CONSIGNES DES EXERCICES>
1 – D'après le texte sur les réformes des ministres de l'éducation nationale, quel illustre prédécesseur ces ministres rêvent-ils d'égaler ?
2 – Rédigez la suite du texte sur les réformes des ministres de l'éducation nationale, en reprenant après sa dernière phrase.

TEXTE À LIRE>
────────────────────

De
l’atavisme…
(ou quand les ministres de l’éducation nationale sont
prisonniers de leur hérédité …)
Il n’y a pas un ministre de l’éducation nationale, du moins
parmi tous ceux que j’ai eu le plaisir (pourquoi tu tousses ?) de
connaître pendant ma carrière, qui n’ait
rêvé d’accoler son nom au mot magique de « réforme », et de rester
dans l’histoire, tel leur illustre prédécesseur Jules Ferry, comme le père
fondateur de quelque chose de totalement nouveau dans un système qui, sans être
vieux comme le monde, n’en a pas moins plusieurs siècles d’existence. N’est-ce
pas Charlemagne ? Ils se prennent pour toi !
Toutes les
réformes Tartampion.
Aucun ne s’est satisfait d’être le gestionnaire sérieux et
efficace d’un système énorme et compliqué, ils ont tous voulu, pour des raisons
qui souvent dépassent l’entendement, imposer au système des modifications qui
pouvaient en perturber les fonctions, en changer les données, jusqu’à en
changer quasiment la nature. Par exemple sous Giscard, il n’aurait plus fallu
que l’éducation fût nationale. Puis les gouvernements et les ministres passant,
la réforme Tartampion restait en plan et se mettait en place le nouveau projet
du titulaire du portefeuille.
La seule chose à
espérer pour les personnels, pour les jeunes, pour les familles, était que
l’abandon de la réforme n’ait pas transformé l’école en un champ de ruines.
Après le passage de Luc Chatel et la destruction de milliers de postes, on
n’était pas très éloigné du collapsus cardiaque.
Des
opposants rétrogrades, bien sûr !

────────────────────

INFORMATIONS FOURNIES>
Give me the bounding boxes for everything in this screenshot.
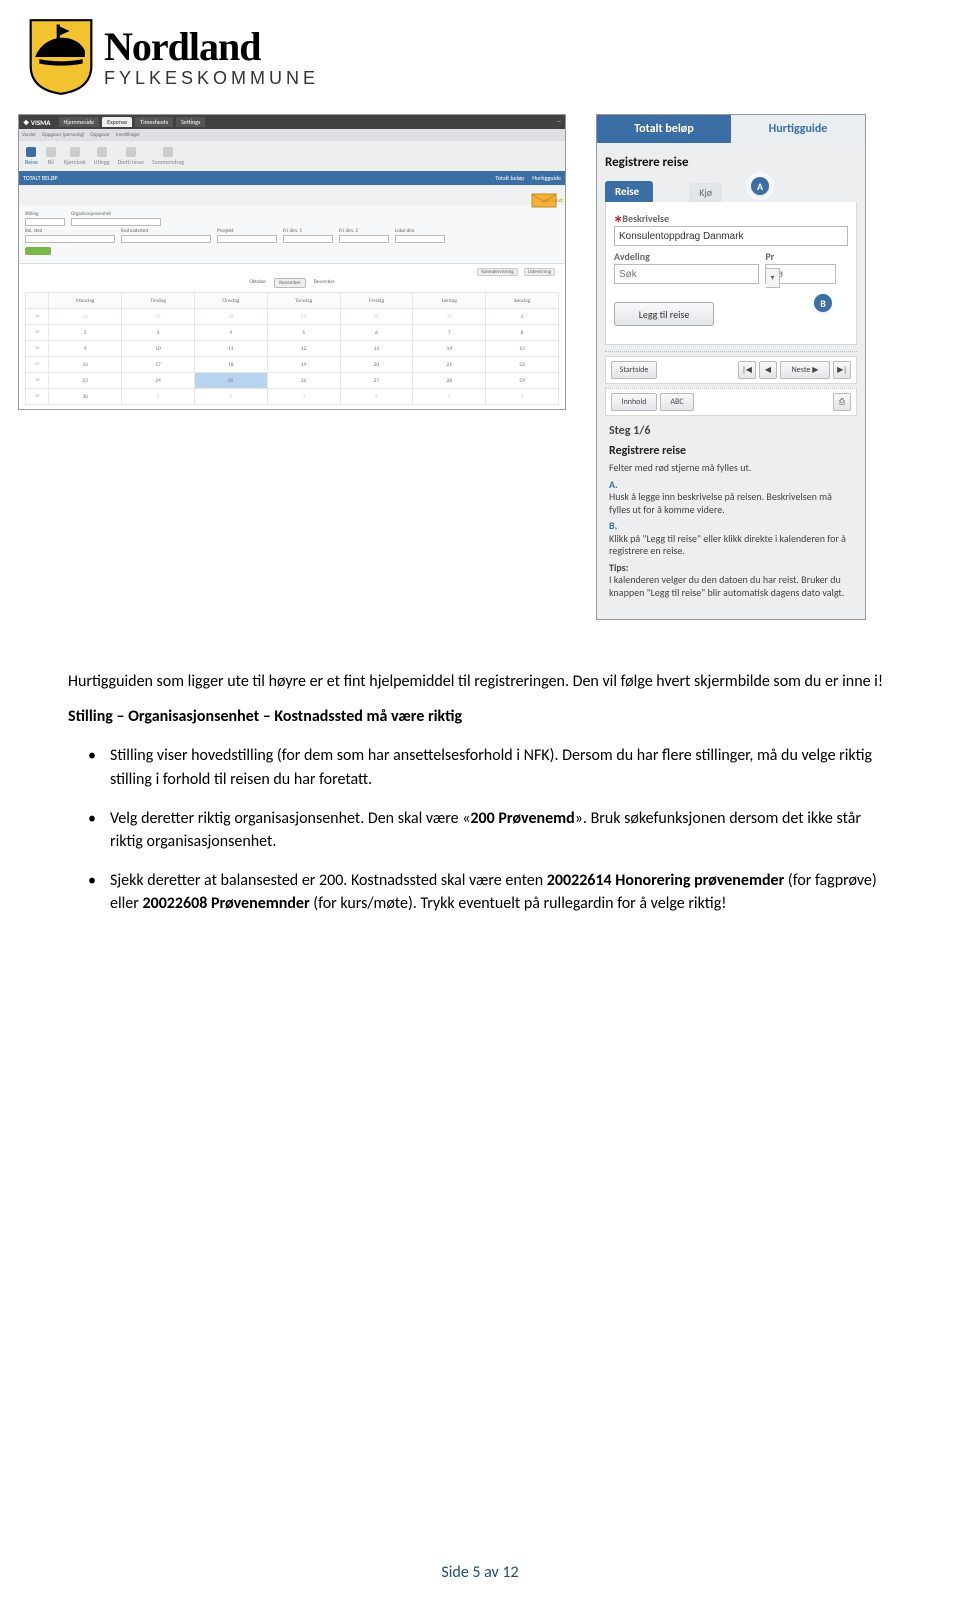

────────────────────

CORRIGÉ DES EXERCICES>
1 – Jules Ferry.

2 –
Bien sûr dans cette démarche, qui se prétendait novatrice et
moderne et qui devait entraîner, comme par un coup de baguette magique la
réussite de tous les élèves, même les plus récalcitrants, les opposants, et en
particulier les organisations syndicales attachées à la défense d’un service
public efficace et à un enseignement de qualité étaient qualifiés de ringards,
de rétrogrades, de réactionnaires, de défenseurs de traditions caduques, de
mammouths préhistoriques. Il est significatif de constater que le plus souvent
les oppositions venaient de ceux qui étaient face aux jeunes, aux élèves, les
mains dans le cambouis des apprentissages multiples et variés à mettre en place
(et ce n’est jamais facile ni simple), les ministres trouvaient, eux, quelques partisans chez ceux qui s’étaient
empressés de trouver dans l’institution des voies multiples pour s’éloigner des
classes, mais qui avaient gardé la prétention de savoir ce qu’il fallait y
faire.
Et c’est
reparti…
Avec Peillon, c’est reparti, comme en 68 comme en 72 ;
comme en 76, comme en 82, comme en ….. Et c’est plus qu’une réforme, c’est une
re-fon-da-tion. On refait tout, du sol au plafond et même on refait les
fondations. Le système ancien est vermoulu. Les gosses sont épuisés. Les
maîtres vont enfin voir ce qu’ils n’ont jamais vu : des enfants gentils,
calmes, équilibrés, reposés, attentifs et sereins parce qu’ils travailleront
une demi-journée de plus par semaine, parce qu’ils feront mumuse un peu plus
chaque jour, parce que les nouvelles activités éducatives mises en place de
façon improvisées et avec des moyens réduits les transformeront littéralement
en perles de îles. Comme il me tarde de voir la métamorphose de mes deux petits-fils
de 5 et 7 ans !
A-t-on expérimenté les transformations proposées ?
S’est-on donné les moyens de mettre en œuvre des activités périscolaires
confiées à des personnels compétents ? A-t-on des locaux, des espaces suffisants pour les
organiser ? S’est-on posé la question de la diversité des situations entre
la classe unique d’un village et le grand groupe scolaire urbain et celle
des possibilités financières des différentes communes? N’a-t-on aucun scrupule
à faire payer les parents ? Est-on toujours, dans ce cas de figure-là,
dans une école républicaine, laïque et obligatoire ? Egalité ou
inégalité ? Progrès ou reculade ?
Toujours le
même mépris.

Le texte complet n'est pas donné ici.